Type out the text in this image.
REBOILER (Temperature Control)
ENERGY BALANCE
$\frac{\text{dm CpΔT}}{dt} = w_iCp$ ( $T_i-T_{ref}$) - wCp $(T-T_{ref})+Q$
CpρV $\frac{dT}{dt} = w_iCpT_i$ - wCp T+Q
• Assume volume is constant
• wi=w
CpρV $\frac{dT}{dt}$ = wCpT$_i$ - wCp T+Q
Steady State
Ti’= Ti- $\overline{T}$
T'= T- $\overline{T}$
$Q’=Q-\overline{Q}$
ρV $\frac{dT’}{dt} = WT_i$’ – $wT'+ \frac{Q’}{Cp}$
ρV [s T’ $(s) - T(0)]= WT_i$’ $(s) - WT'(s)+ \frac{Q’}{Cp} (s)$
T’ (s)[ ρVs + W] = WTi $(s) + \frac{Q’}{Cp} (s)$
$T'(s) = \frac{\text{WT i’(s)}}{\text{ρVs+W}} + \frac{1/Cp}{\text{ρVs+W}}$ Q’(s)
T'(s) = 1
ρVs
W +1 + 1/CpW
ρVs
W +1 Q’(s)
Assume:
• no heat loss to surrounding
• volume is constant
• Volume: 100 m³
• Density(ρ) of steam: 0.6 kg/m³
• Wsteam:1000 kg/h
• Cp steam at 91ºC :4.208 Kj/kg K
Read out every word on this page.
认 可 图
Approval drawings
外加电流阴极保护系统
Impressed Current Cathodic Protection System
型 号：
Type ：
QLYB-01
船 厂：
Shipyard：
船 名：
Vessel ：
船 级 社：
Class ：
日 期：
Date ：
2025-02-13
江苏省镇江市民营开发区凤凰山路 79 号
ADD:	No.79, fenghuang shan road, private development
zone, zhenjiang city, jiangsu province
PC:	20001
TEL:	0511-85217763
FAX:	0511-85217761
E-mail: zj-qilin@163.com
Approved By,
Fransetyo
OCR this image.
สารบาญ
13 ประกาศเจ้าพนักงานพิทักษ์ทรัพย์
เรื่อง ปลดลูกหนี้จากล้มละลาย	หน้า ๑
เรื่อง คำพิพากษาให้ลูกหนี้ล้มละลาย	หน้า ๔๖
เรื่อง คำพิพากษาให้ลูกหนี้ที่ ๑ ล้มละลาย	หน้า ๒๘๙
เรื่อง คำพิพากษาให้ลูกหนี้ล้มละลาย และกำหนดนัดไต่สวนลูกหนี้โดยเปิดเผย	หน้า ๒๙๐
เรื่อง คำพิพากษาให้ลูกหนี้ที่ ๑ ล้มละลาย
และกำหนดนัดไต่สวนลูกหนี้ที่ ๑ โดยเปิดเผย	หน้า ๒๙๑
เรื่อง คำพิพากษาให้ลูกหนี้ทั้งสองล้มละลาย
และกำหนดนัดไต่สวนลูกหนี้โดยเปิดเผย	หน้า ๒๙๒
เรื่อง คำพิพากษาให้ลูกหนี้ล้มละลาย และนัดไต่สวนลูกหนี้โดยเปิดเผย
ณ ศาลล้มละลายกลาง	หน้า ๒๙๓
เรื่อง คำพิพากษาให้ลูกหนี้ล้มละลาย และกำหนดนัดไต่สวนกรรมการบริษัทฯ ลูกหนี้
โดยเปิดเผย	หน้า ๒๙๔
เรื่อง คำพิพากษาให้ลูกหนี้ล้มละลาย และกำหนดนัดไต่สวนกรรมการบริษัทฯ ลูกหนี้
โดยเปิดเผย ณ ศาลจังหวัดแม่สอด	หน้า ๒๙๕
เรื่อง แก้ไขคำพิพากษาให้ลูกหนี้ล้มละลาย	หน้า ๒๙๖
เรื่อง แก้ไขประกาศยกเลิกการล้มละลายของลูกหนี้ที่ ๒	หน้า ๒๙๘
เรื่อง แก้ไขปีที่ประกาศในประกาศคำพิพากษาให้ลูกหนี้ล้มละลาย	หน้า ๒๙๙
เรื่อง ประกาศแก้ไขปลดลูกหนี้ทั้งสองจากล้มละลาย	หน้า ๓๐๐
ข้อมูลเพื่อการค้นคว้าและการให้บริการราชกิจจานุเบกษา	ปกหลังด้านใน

# EXERCISE REQUIREMENTS
Output the records exactly, including every line.

# WORKED ANSWER
Type out the text in this image.
REBOILER (Temperature Control)
ENERGY BALANCE
$\frac{\text{dm CpΔT}}{dt} = w_iCp$ ( $T_i-T_{ref}$) - wCp $(T-T_{ref})+Q$
CpρV $\frac{dT}{dt} = w_iCpT_i$ - wCp T+Q
• Assume volume is constant
• wi=w
CpρV $\frac{dT}{dt}$ = wCpT$_i$ - wCp T+Q
Steady State
Ti’= Ti- $\overline{T}$
T'= T- $\overline{T}$
$Q’=Q-\overline{Q}$
ρV $\frac{dT’}{dt} = WT_i$’ – $wT'+ \frac{Q’}{Cp}$
ρV [s T’ $(s) - T(0)]= WT_i$’ $(s) - WT'(s)+ \frac{Q’}{Cp} (s)$
T’ (s)[ ρVs + W] = WTi $(s) + \frac{Q’}{Cp} (s)$
$T'(s) = \frac{\text{WT i’(s)}}{\text{ρVs+W}} + \frac{1/Cp}{\text{ρVs+W}}$ Q’(s)
T'(s) = 1
ρVs
W +1 + 1/CpW
ρVs
W +1 Q’(s)
Assume:
• no heat loss to surrounding
• volume is constant
• Volume: 100 m³
• Density(ρ) of steam: 0.6 kg/m³
• Wsteam:1000 kg/h
• Cp steam at 91ºC :4.208 Kj/kg K
Read out every word on this page.
认 可 图
Approval drawings
外加电流阴极保护系统
Impressed Current Cathodic Protection System
型 号：
Type ：
QLYB-01
船 厂：
Shipyard：
船 名：
Vessel ：
船 级 社：
Class ：
日 期：
Date ：
2025-02-13
江苏省镇江市民营开发区凤凰山路 79 号
ADD:	No.79, fenghuang shan road, private development
zone, zhenjiang city, jiangsu province
PC:	20001
TEL:	0511-85217763
FAX:	0511-85217761
E-mail: zj-qilin@163.com
Approved By,
Fransetyo
OCR this image.
สารบาญ
13 ประกาศเจ้าพนักงานพิทักษ์ทรัพย์
เรื่อง ปลดลูกหนี้จากล้มละลาย	หน้า ๑
เรื่อง คำพิพากษาให้ลูกหนี้ล้มละลาย	หน้า ๔๖
เรื่อง คำพิพากษาให้ลูกหนี้ที่ ๑ ล้มละลาย	หน้า ๒๘๙
เรื่อง คำพิพากษาให้ลูกหนี้ล้มละลาย และกำหนดนัดไต่สวนลูกหนี้โดยเปิดเผย	หน้า ๒๙๐
เรื่อง คำพิพากษาให้ลูกหนี้ที่ ๑ ล้มละลาย
และกำหนดนัดไต่สวนลูกหนี้ที่ ๑ โดยเปิดเผย	หน้า ๒๙๑
เรื่อง คำพิพากษาให้ลูกหนี้ทั้งสองล้มละลาย
และกำหนดนัดไต่สวนลูกหนี้โดยเปิดเผย	หน้า ๒๙๒
เรื่อง คำพิพากษาให้ลูกหนี้ล้มละลาย และนัดไต่สวนลูกหนี้โดยเปิดเผย
ณ ศาลล้มละลายกลาง	หน้า ๒๙๓
เรื่อง คำพิพากษาให้ลูกหนี้ล้มละลาย และกำหนดนัดไต่สวนกรรมการบริษัทฯ ลูกหนี้
โดยเปิดเผย	หน้า ๒๙๔
เรื่อง คำพิพากษาให้ลูกหนี้ล้มละลาย และกำหนดนัดไต่สวนกรรมการบริษัทฯ ลูกหนี้
โดยเปิดเผย ณ ศาลจังหวัดแม่สอด	หน้า ๒๙๕
เรื่อง แก้ไขคำพิพากษาให้ลูกหนี้ล้มละลาย	หน้า ๒๙๖
เรื่อง แก้ไขประกาศยกเลิกการล้มละลายของลูกหนี้ที่ ๒	หน้า ๒๙๘
เรื่อง แก้ไขปีที่ประกาศในประกาศคำพิพากษาให้ลูกหนี้ล้มละลาย	หน้า ๒๙๙
เรื่อง ประกาศแก้ไขปลดลูกหนี้ทั้งสองจากล้มละลาย	หน้า ๓๐๐
ข้อมูลเพื่อการค้นคว้าและการให้บริการราชกิจจานุเบกษา	ปกหลังด้านใน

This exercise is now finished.